◆ THE EXERCISE ◆
Copy the Coach of the Year excerpt starting at "What is that" and ending at "of snooker tournament?", swapping "pingpong" for "table tennis".

◆ SELECTED EXCERPT ◆
========

The NBA sent around the most interesting list:
  1. George Karl 404
  2. Erik Spoelstra 190
  3. Mike Woodson 127
  4. Gregg Popovich 120
  5. Frank Vogel 60
  6. Lionel Hollins 55
  7. Mark Jackson 47
  8. Tom Thibodeau 40
  9. Kevin McHale 17
  10. P.J. Carlesimo 8
  11. Vinny Del Negro 8
  12. Larry Drew 6
  13. Doc Rivers 4
  14. Scott Brooks 3

What is that exactly? The final tallies of a marathon night of pingpong at some offseason association meeting for coaches? The results of some kind of snooker tournament?

No, no. It's none of that. Those are the final scores of this year's NBA Coach of the Year voting.

OK.

A selected smattering of Twitter responses:
Many of those comments are focused on the maligned Del Negro finishing ahead of the near-legendary Rivers, but that's only one of the many surprises on this list.

========

Bounding box entries

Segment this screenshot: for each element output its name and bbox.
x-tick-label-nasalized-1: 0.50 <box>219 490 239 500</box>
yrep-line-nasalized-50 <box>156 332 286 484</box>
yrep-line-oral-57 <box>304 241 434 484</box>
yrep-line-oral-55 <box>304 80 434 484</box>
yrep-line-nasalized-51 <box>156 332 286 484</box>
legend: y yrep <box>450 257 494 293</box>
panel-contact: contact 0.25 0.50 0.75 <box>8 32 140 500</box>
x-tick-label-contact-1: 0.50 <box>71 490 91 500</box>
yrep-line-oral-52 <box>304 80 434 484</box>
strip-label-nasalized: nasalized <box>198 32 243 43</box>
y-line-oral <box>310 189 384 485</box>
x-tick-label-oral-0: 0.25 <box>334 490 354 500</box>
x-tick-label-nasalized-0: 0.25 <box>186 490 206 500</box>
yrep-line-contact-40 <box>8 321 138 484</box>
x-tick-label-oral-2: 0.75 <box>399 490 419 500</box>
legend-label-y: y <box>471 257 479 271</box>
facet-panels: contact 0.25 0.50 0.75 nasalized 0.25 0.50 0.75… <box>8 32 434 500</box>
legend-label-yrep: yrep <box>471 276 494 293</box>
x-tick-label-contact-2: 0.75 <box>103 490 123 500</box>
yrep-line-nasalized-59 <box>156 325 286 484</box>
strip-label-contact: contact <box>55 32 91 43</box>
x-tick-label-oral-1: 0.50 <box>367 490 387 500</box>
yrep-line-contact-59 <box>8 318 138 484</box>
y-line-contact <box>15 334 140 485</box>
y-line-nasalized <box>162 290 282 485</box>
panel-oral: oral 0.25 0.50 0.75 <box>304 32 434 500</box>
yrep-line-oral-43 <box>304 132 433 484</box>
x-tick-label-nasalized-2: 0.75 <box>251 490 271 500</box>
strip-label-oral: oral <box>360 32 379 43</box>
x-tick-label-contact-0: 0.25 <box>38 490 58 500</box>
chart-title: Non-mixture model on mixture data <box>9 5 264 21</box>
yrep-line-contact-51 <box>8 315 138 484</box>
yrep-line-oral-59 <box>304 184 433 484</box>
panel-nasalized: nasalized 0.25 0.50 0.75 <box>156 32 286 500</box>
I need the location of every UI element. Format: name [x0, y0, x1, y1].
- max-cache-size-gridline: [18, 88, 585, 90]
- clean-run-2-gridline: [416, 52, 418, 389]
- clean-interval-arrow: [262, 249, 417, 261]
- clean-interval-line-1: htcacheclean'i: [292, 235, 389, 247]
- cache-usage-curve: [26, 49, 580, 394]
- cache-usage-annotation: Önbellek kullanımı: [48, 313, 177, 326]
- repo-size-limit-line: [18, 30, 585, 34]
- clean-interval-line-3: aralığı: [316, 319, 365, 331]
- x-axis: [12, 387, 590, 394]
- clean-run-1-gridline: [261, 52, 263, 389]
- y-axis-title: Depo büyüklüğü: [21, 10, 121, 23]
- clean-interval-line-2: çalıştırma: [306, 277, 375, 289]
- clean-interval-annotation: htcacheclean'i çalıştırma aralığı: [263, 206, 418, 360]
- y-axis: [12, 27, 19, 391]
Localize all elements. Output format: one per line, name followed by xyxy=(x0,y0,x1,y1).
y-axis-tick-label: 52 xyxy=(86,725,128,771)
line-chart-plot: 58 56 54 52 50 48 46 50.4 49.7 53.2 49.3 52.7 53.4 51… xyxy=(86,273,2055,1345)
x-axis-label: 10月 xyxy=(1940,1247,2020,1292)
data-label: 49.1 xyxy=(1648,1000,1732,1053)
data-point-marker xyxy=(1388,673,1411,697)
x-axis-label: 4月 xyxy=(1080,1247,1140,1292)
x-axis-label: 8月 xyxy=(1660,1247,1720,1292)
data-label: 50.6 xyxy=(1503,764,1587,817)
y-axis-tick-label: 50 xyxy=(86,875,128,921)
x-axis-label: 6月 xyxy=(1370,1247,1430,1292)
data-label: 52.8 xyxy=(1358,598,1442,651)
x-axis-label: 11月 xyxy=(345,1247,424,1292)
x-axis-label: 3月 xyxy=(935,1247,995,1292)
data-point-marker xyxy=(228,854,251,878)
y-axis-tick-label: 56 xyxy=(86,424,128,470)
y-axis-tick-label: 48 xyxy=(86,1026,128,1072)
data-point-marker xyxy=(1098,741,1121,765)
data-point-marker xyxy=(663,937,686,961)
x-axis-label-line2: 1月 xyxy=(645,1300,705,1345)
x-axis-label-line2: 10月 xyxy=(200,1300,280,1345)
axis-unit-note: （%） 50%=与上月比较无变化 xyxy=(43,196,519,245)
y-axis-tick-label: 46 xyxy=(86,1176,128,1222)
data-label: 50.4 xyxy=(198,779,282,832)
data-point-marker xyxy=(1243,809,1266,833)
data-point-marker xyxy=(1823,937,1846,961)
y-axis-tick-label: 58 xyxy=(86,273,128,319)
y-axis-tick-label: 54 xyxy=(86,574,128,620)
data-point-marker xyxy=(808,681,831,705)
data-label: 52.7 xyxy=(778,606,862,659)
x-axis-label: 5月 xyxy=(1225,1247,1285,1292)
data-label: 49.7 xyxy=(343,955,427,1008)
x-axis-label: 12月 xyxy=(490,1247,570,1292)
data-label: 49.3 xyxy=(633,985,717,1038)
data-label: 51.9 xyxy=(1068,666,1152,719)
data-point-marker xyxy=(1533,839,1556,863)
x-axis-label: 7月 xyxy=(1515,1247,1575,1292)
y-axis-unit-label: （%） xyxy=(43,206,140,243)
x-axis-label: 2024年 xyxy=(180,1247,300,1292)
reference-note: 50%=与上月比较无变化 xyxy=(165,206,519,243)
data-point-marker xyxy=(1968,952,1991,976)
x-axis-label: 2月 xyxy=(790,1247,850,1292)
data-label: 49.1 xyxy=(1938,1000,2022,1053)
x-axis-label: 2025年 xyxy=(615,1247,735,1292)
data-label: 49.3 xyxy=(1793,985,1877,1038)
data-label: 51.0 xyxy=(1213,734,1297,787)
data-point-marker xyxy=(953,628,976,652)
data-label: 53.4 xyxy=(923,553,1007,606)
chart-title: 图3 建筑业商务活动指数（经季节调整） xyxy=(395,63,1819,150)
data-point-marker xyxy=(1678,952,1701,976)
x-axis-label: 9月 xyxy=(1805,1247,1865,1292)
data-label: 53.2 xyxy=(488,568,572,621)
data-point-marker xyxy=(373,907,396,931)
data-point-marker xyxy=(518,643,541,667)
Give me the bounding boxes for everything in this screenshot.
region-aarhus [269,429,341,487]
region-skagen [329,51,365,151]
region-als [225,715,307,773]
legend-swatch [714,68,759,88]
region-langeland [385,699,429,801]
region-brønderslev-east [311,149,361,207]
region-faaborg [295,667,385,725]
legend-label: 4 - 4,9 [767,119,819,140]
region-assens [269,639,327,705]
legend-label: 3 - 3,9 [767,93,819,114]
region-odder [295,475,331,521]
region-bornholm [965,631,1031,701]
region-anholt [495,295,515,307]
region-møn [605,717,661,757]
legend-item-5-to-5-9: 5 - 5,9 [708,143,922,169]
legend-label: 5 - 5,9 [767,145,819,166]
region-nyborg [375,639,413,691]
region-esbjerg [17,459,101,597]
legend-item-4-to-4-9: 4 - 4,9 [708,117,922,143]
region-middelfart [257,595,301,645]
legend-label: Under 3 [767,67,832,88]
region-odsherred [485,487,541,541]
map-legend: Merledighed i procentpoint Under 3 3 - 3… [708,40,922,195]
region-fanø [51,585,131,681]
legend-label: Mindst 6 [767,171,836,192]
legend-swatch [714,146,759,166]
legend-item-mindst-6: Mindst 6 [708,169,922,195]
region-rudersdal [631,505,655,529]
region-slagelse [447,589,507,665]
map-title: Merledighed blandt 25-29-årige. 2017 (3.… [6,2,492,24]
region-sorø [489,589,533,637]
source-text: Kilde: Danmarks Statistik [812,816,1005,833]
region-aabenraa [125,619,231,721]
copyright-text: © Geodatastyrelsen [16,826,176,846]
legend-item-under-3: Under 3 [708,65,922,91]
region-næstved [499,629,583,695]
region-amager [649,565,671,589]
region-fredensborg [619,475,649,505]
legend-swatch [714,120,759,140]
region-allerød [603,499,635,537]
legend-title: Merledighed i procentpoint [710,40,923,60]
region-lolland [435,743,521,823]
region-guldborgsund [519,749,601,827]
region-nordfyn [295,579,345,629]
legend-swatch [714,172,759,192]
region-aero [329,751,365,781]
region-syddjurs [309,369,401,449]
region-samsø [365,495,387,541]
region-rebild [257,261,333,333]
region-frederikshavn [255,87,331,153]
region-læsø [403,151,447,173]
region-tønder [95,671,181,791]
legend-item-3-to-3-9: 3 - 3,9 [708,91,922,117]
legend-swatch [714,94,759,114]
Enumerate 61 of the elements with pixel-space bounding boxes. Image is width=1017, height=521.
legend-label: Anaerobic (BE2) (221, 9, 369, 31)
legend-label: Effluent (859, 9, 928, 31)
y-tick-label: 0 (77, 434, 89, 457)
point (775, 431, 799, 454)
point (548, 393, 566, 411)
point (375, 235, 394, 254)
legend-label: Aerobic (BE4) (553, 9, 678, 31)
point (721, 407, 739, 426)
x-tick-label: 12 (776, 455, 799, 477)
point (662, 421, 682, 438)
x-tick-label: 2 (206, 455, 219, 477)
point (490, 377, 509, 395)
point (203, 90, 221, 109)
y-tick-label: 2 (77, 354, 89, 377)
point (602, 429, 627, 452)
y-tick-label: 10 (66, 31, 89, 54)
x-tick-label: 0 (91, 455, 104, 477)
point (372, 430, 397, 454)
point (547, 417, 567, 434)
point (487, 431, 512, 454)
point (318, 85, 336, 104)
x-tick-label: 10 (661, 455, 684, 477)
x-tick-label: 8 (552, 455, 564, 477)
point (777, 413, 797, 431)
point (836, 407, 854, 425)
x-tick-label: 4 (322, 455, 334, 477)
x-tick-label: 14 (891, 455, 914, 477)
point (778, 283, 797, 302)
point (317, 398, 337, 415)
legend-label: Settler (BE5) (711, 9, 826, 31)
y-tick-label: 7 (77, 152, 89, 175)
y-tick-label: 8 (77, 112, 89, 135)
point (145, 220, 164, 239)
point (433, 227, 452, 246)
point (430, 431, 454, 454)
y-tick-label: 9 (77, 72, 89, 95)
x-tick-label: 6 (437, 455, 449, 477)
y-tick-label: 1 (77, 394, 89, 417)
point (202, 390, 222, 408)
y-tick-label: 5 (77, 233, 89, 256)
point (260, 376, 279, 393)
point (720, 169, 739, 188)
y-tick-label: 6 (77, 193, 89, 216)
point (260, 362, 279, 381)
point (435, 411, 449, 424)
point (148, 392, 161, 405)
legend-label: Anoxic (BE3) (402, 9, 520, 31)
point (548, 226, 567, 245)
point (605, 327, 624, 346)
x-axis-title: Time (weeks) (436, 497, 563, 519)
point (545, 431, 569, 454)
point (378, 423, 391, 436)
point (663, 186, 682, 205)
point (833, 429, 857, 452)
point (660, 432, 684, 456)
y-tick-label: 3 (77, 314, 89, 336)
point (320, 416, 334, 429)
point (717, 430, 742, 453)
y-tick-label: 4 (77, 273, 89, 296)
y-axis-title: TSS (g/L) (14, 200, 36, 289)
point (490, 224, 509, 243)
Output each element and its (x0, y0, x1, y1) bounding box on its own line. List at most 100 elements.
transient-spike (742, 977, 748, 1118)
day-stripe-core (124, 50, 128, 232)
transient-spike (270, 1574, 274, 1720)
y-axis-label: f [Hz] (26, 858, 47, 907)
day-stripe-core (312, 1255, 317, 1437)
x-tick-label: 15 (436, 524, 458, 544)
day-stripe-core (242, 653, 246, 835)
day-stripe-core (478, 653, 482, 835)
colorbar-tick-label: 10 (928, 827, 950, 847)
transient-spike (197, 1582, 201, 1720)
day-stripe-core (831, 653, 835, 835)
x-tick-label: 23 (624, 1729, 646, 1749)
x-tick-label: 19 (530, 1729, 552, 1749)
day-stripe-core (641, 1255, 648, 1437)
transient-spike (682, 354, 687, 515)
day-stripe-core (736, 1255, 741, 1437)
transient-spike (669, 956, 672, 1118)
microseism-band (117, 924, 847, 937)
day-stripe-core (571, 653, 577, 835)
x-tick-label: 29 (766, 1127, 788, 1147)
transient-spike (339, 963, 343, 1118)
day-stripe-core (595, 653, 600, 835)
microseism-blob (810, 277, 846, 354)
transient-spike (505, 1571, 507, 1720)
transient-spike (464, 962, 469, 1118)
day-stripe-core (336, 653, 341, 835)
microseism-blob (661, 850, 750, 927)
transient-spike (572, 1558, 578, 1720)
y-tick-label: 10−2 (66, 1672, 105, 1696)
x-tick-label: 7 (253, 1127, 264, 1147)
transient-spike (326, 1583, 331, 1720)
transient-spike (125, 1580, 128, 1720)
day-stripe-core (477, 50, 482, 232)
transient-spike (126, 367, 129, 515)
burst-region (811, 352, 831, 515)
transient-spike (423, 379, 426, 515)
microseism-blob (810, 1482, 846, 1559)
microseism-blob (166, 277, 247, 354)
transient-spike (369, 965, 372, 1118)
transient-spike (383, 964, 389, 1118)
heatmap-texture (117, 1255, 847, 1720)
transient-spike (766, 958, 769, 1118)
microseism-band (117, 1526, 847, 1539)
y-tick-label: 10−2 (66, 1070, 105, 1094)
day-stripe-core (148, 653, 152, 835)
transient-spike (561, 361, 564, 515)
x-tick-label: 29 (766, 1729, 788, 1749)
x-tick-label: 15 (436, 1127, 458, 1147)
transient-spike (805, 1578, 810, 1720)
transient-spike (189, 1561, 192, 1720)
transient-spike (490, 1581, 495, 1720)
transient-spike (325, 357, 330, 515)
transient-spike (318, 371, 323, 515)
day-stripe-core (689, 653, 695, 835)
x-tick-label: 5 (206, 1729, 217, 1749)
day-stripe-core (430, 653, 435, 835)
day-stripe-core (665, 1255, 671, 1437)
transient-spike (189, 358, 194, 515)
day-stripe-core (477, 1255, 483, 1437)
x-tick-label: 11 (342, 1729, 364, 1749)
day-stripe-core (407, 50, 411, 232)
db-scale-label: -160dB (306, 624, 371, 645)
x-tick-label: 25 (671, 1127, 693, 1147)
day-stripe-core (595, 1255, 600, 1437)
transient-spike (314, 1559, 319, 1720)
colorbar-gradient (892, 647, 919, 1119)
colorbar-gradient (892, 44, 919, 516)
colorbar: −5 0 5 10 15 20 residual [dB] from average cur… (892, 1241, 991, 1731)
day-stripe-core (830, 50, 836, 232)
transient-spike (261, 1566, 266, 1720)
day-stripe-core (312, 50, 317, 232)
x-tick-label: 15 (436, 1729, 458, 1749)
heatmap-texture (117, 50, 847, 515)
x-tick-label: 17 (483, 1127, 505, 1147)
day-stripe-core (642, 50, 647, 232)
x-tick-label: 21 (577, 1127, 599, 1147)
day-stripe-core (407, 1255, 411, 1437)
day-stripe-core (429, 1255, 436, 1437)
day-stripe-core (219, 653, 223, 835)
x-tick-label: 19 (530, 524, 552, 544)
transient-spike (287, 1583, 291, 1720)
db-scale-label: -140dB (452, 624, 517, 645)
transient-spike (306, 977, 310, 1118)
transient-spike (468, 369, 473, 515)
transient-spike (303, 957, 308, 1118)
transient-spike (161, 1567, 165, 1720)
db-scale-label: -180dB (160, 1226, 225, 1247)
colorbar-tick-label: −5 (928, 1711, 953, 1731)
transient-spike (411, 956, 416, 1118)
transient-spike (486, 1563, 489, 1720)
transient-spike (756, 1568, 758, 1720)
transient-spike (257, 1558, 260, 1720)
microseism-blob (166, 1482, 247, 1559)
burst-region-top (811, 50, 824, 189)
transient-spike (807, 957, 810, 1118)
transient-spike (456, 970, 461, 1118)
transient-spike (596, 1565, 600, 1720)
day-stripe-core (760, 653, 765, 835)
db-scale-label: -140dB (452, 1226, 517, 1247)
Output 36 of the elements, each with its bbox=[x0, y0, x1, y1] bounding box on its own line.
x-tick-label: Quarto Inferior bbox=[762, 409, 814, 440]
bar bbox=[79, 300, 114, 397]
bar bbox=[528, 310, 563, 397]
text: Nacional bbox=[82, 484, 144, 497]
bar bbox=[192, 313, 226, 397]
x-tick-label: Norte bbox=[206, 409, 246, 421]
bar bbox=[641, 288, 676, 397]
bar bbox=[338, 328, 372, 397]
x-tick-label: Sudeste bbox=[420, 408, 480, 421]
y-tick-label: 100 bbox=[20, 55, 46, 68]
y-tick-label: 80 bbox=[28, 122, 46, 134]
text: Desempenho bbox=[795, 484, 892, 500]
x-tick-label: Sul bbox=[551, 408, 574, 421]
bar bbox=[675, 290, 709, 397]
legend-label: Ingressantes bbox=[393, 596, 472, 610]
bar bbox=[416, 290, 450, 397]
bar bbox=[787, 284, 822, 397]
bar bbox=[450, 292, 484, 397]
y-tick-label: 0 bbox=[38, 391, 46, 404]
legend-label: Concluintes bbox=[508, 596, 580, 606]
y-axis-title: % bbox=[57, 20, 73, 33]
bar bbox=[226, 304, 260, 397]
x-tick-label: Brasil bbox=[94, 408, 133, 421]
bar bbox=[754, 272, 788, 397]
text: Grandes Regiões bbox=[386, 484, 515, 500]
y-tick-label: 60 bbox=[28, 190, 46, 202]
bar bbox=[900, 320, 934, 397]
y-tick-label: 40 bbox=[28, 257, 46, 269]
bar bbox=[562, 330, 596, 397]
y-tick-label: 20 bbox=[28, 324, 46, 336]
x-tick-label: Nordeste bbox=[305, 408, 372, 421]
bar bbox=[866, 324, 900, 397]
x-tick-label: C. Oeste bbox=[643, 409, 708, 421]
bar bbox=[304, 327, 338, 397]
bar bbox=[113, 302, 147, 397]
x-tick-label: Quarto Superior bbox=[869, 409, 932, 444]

========

◆ THE REPLY ◆
What is that exactly? The final tallies of a marathon night of table tennis at some offseason association meeting for coaches? The results of some kind of snooker tournament?